#### [WRITTEN EXERCISE]
Only the number is wanted: count the lines that include the word "trägt".

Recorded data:
************
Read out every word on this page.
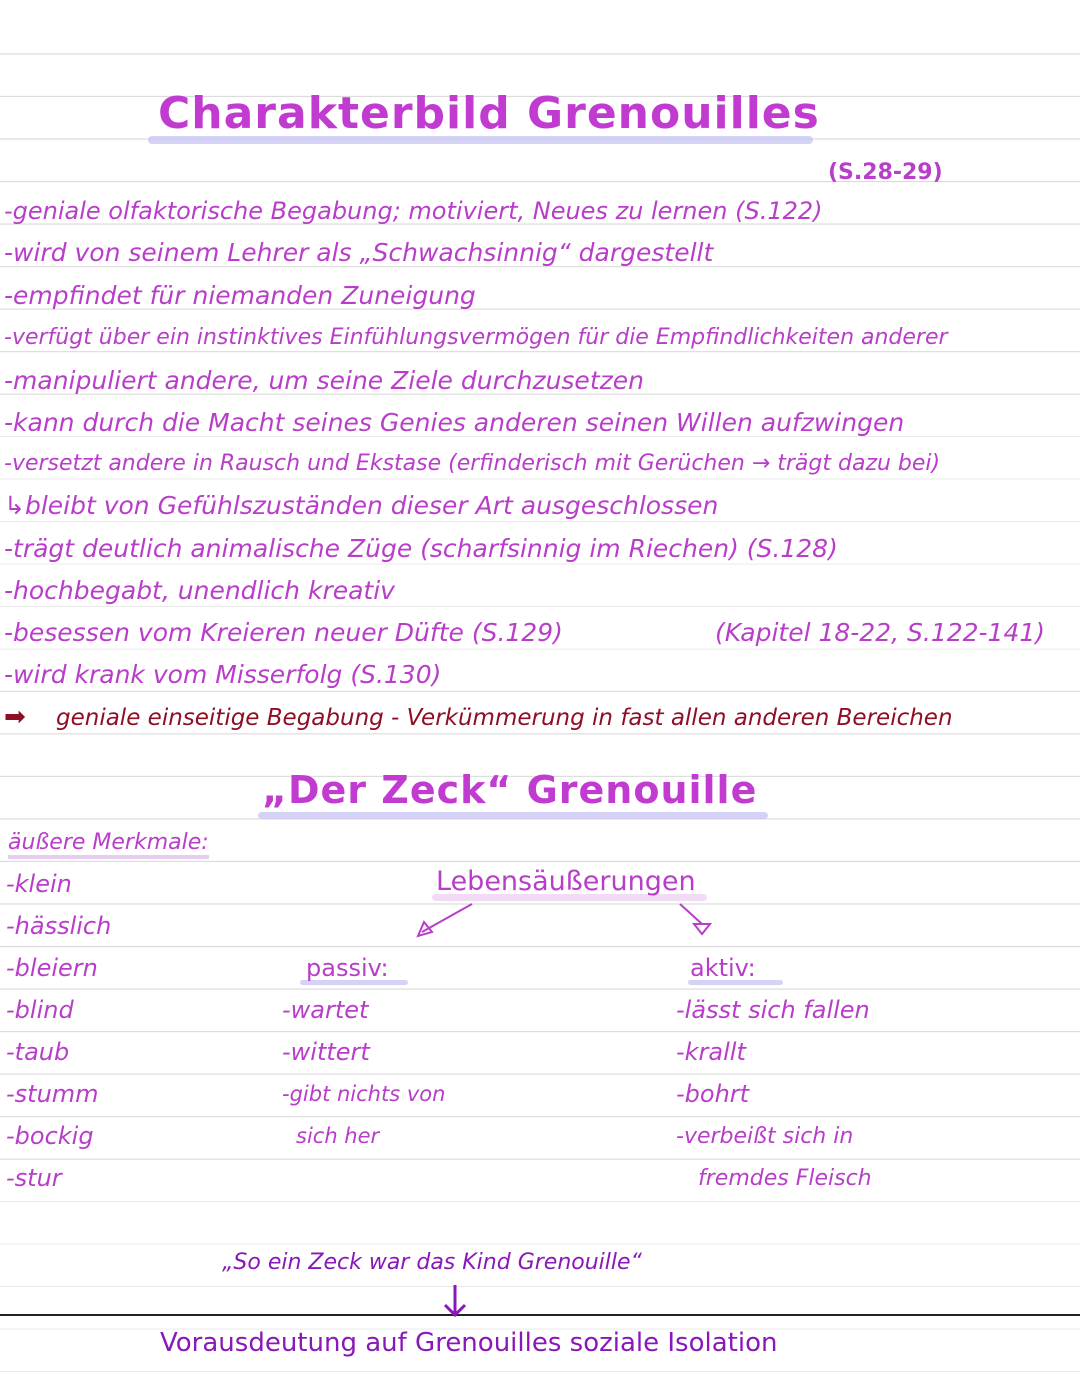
Charakterbild Grenouilles
(S.28-29)
-geniale olfaktorische Begabung; motiviert, Neues zu lernen (S.122)
-wird von seinem Lehrer als „Schwachsinnig“ dargestellt
-empfindet für niemanden Zuneigung
-verfügt über ein instinktives Einfühlungsvermögen für die Empfindlichkeiten anderer
-manipuliert andere, um seine Ziele durchzusetzen
-kann durch die Macht seines Genies anderen seinen Willen aufzwingen
-versetzt andere in Rausch und Ekstase (erfinderisch mit Gerüchen → trägt dazu bei)
↳bleibt von Gefühlszuständen dieser Art ausgeschlossen
-trägt deutlich animalische Züge (scharfsinnig im Riechen) (S.128)
-hochbegabt, unendlich kreativ
-besessen vom Kreieren neuer Düfte (S.129)	(Kapitel 18-22, S.122-141)
-wird krank vom Misserfolg (S.130)
➡ geniale einseitige Begabung - Verkümmerung in fast allen anderen Bereichen
„Der Zeck“ Grenouille
äußere Merkmale:
-klein
-hässlich
-bleiern
-blind
-taub
-stumm
-bockig
-stur
Lebensäußerungen
passiv:
-wartet
-wittert
-gibt nichts von
sich her
aktiv:
-lässt sich fallen
-krallt
-bohrt
-verbeißt sich in
fremdes Fleisch
„So ein Zeck war das Kind Grenouille“
Vorausdeutung auf Grenouilles soziale Isolation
************
#### [TASK OUTPUT]
2